Given exercise> Transcribe the entries that follow exactly as they appear, minus pictures.

Records shown>

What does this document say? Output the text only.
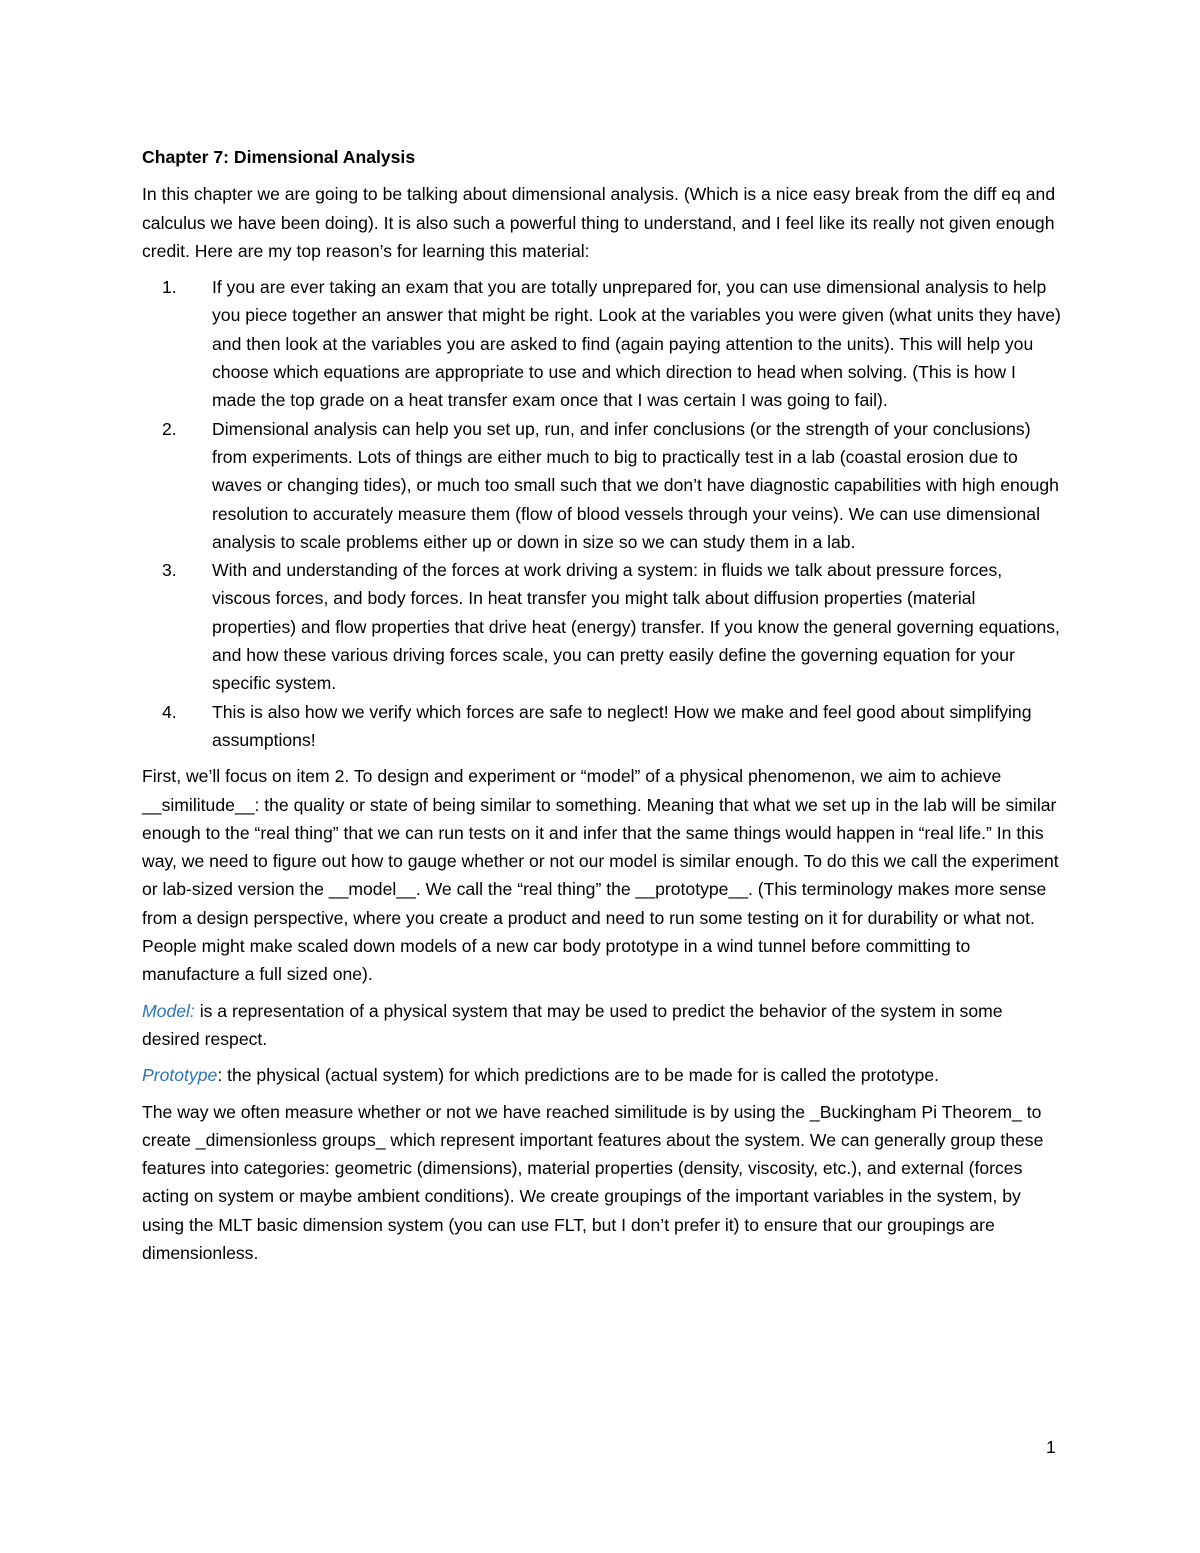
Chapter 7: Dimensional Analysis

In this chapter we are going to be talking about dimensional analysis. (Which is a nice easy break from the diff eq and calculus we have been doing). It is also such a powerful thing to understand, and I feel like its really not given enough credit. Here are my top reason’s for learning this material:

1. If you are ever taking an exam that you are totally unprepared for, you can use dimensional analysis to help you piece together an answer that might be right. Look at the variables you were given (what units they have) and then look at the variables you are asked to find (again paying attention to the units). This will help you choose which equations are appropriate to use and which direction to head when solving. (This is how I made the top grade on a heat transfer exam once that I was certain I was going to fail).
2. Dimensional analysis can help you set up, run, and infer conclusions (or the strength of your conclusions) from experiments. Lots of things are either much to big to practically test in a lab (coastal erosion due to waves or changing tides), or much too small such that we don’t have diagnostic capabilities with high enough resolution to accurately measure them (flow of blood vessels through your veins). We can use dimensional analysis to scale problems either up or down in size so we can study them in a lab.
3. With and understanding of the forces at work driving a system: in fluids we talk about pressure forces, viscous forces, and body forces. In heat transfer you might talk about diffusion properties (material properties) and flow properties that drive heat (energy) transfer. If you know the general governing equations, and how these various driving forces scale, you can pretty easily define the governing equation for your specific system.
4. This is also how we verify which forces are safe to neglect! How we make and feel good about simplifying assumptions!

First, we’ll focus on item 2. To design and experiment or “model” of a physical phenomenon, we aim to achieve __similitude__: the quality or state of being similar to something. Meaning that what we set up in the lab will be similar enough to the “real thing” that we can run tests on it and infer that the same things would happen in “real life.” In this way, we need to figure out how to gauge whether or not our model is similar enough. To do this we call the experiment or lab-sized version the __model__. We call the “real thing” the __prototype__. (This terminology makes more sense from a design perspective, where you create a product and need to run some testing on it for durability or what not. People might make scaled down models of a new car body prototype in a wind tunnel before committing to manufacture a full sized one).

Model: is a representation of a physical system that may be used to predict the behavior of the system in some desired respect.

Prototype: the physical (actual system) for which predictions are to be made for is called the prototype.

The way we often measure whether or not we have reached similitude is by using the _Buckingham Pi Theorem_ to create _dimensionless groups_ which represent important features about the system. We can generally group these features into categories: geometric (dimensions), material properties (density, viscosity, etc.), and external (forces acting on system or maybe ambient conditions). We create groupings of the important variables in the system, by using the MLT basic dimension system (you can use FLT, but I don’t prefer it) to ensure that our groupings are dimensionless.

1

Exercise answer>
What does this document say? Output the text only.
Chapter 7: Dimensional Analysis

In this chapter we are going to be talking about dimensional analysis. (Which is a nice easy break from the diff eq and calculus we have been doing). It is also such a powerful thing to understand, and I feel like its really not given enough credit. Here are my top reason’s for learning this material:

1. If you are ever taking an exam that you are totally unprepared for, you can use dimensional analysis to help you piece together an answer that might be right. Look at the variables you were given (what units they have) and then look at the variables you are asked to find (again paying attention to the units). This will help you choose which equations are appropriate to use and which direction to head when solving. (This is how I made the top grade on a heat transfer exam once that I was certain I was going to fail).
2. Dimensional analysis can help you set up, run, and infer conclusions (or the strength of your conclusions) from experiments. Lots of things are either much to big to practically test in a lab (coastal erosion due to waves or changing tides), or much too small such that we don’t have diagnostic capabilities with high enough resolution to accurately measure them (flow of blood vessels through your veins). We can use dimensional analysis to scale problems either up or down in size so we can study them in a lab.
3. With and understanding of the forces at work driving a system: in fluids we talk about pressure forces, viscous forces, and body forces. In heat transfer you might talk about diffusion properties (material properties) and flow properties that drive heat (energy) transfer. If you know the general governing equations, and how these various driving forces scale, you can pretty easily define the governing equation for your specific system.
4. This is also how we verify which forces are safe to neglect! How we make and feel good about simplifying assumptions!

First, we’ll focus on item 2. To design and experiment or “model” of a physical phenomenon, we aim to achieve __similitude__: the quality or state of being similar to something. Meaning that what we set up in the lab will be similar enough to the “real thing” that we can run tests on it and infer that the same things would happen in “real life.” In this way, we need to figure out how to gauge whether or not our model is similar enough. To do this we call the experiment or lab-sized version the __model__. We call the “real thing” the __prototype__. (This terminology makes more sense from a design perspective, where you create a product and need to run some testing on it for durability or what not. People might make scaled down models of a new car body prototype in a wind tunnel before committing to manufacture a full sized one).

Model: is a representation of a physical system that may be used to predict the behavior of the system in some desired respect.

Prototype: the physical (actual system) for which predictions are to be made for is called the prototype.

The way we often measure whether or not we have reached similitude is by using the _Buckingham Pi Theorem_ to create _dimensionless groups_ which represent important features about the system. We can generally group these features into categories: geometric (dimensions), material properties (density, viscosity, etc.), and external (forces acting on system or maybe ambient conditions). We create groupings of the important variables in the system, by using the MLT basic dimension system (you can use FLT, but I don’t prefer it) to ensure that our groupings are dimensionless.

1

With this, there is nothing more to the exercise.